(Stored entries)
----
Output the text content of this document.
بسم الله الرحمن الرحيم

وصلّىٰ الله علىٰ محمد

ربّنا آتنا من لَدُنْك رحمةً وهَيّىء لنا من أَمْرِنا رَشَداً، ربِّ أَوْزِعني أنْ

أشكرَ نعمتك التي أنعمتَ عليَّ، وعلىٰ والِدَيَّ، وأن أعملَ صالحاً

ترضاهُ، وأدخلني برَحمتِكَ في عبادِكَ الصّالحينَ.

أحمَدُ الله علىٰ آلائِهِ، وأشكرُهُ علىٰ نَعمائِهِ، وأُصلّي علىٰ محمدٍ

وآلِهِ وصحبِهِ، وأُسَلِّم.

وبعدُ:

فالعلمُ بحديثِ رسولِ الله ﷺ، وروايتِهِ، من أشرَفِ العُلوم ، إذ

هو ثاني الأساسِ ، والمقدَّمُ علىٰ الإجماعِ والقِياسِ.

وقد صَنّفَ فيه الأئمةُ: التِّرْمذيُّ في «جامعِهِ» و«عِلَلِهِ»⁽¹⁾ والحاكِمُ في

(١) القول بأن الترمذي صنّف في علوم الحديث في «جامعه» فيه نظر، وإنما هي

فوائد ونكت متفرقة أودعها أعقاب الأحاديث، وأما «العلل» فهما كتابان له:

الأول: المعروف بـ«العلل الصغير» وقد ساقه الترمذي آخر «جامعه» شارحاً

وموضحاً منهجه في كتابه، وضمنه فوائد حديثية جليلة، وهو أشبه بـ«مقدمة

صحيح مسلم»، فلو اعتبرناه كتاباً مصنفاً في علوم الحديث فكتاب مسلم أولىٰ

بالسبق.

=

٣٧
----
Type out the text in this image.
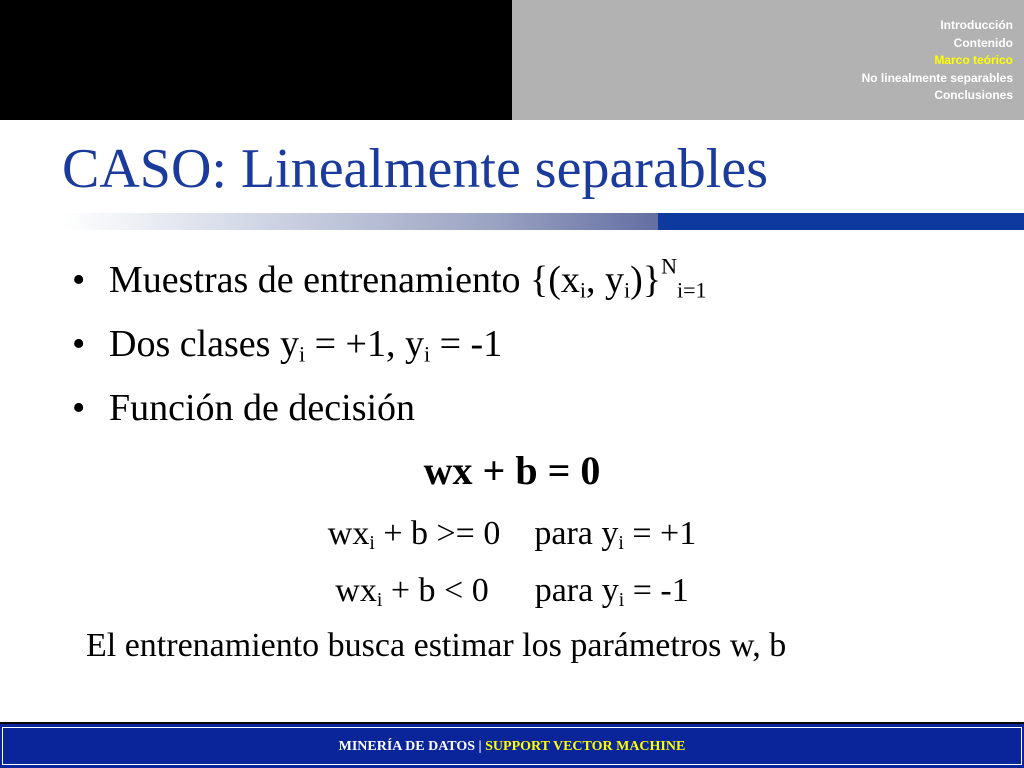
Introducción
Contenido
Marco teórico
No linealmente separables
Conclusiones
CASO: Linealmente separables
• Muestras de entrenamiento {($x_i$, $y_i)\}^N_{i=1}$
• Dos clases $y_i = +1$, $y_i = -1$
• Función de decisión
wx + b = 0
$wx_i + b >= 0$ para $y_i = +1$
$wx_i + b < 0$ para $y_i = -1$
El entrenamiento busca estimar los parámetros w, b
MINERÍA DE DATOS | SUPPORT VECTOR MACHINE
----
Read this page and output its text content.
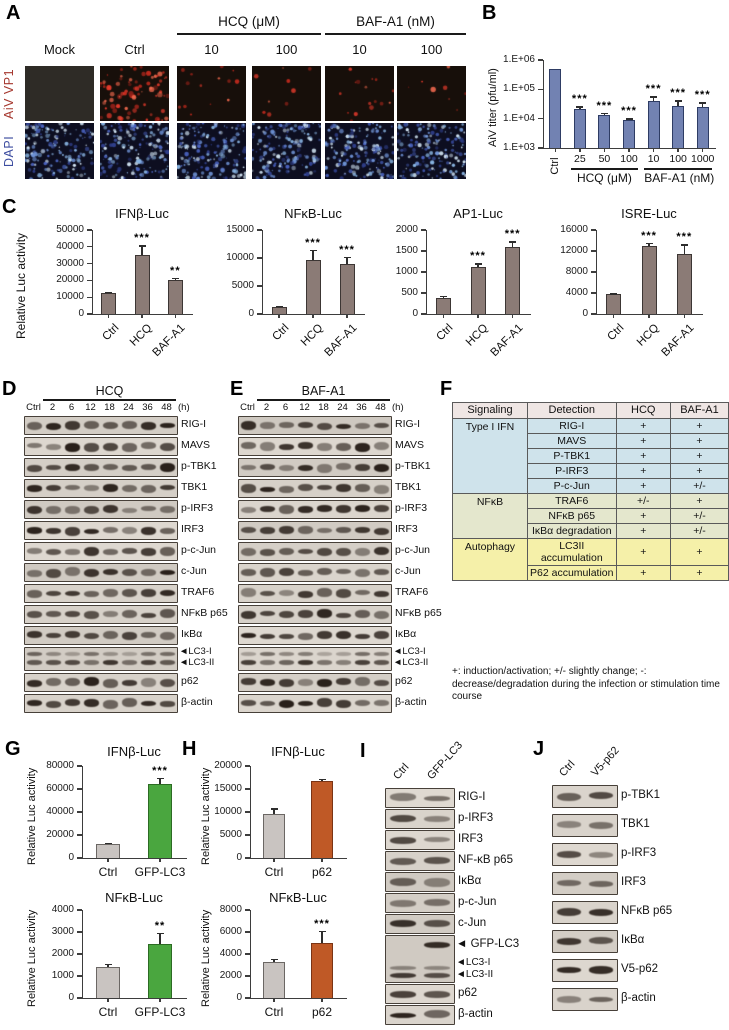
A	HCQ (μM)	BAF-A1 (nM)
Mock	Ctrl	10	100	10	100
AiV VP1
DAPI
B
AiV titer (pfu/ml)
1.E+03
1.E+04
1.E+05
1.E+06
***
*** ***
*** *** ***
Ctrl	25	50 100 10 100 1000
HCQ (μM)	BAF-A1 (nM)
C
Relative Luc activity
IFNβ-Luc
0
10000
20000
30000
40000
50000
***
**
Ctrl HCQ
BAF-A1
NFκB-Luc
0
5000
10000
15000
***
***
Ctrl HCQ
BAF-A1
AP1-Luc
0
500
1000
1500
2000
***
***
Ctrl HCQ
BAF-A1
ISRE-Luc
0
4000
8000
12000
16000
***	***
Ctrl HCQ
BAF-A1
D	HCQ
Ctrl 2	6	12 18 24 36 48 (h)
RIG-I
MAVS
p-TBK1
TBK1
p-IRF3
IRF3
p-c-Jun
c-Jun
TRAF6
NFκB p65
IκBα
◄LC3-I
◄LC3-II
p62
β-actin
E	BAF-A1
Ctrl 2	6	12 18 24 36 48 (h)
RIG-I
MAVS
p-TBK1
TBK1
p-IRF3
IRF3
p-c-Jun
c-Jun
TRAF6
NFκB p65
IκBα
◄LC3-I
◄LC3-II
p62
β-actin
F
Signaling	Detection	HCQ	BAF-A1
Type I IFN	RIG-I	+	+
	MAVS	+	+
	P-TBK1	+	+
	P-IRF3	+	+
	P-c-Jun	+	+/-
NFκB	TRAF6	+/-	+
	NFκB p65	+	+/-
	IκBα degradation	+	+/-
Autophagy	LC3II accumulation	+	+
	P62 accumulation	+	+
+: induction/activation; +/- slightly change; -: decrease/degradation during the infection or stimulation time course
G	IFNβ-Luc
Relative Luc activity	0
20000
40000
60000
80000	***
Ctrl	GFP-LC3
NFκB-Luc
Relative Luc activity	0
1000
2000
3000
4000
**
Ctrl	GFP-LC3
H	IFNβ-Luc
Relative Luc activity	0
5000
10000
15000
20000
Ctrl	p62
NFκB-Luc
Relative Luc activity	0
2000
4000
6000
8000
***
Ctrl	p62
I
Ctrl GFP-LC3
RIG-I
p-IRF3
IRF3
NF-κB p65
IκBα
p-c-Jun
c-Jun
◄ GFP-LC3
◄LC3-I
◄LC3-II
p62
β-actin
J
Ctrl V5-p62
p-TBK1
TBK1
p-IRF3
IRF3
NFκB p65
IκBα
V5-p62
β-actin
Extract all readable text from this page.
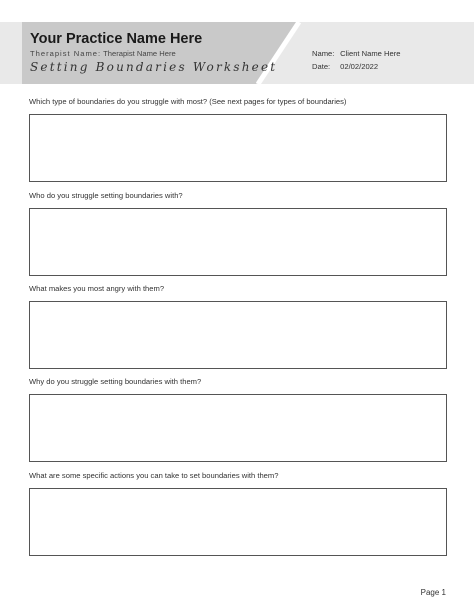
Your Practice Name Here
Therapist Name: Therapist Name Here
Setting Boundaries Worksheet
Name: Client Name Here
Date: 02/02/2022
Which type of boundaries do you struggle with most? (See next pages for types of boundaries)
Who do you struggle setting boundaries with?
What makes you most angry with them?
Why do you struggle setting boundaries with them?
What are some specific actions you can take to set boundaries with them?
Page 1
----
__EXERCISE DETAILS__
Pull every line containing "separables" out of the records.

__REPLY__
No linealmente separables
CASO: Linealmente separables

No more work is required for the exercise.